» Work to complete: Reproduce the entire listing word for word.

━━━ Excerpted records ━━━

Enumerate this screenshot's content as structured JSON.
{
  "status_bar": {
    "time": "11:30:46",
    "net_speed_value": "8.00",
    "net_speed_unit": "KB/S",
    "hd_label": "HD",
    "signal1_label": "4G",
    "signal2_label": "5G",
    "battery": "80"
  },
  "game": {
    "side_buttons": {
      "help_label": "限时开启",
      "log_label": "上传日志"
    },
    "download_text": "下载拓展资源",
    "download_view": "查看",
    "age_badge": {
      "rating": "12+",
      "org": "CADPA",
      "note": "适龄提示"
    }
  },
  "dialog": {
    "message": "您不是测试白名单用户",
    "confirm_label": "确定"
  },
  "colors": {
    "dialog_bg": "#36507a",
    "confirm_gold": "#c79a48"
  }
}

━━━

» Finished exercise:
Enumerate this screenshot's content as structured JSON.
{
  "status_bar": {
    "time": "11:30:46",
    "net_speed_value": "8.00",
    "net_speed_unit": "KB/S",
    "hd_label": "HD",
    "signal1_label": "4G",
    "signal2_label": "5G",
    "battery": "80"
  },
  "game": {
    "side_buttons": {
      "help_label": "限时开启",
      "log_label": "上传日志"
    },
    "download_text": "下载拓展资源",
    "download_view": "查看",
    "age_badge": {
      "rating": "12+",
      "org": "CADPA",
      "note": "适龄提示"
    }
  },
  "dialog": {
    "message": "您不是测试白名单用户",
    "confirm_label": "确定"
  },
  "colors": {
    "dialog_bg": "#36507a",
    "confirm_gold": "#c79a48"
  }
}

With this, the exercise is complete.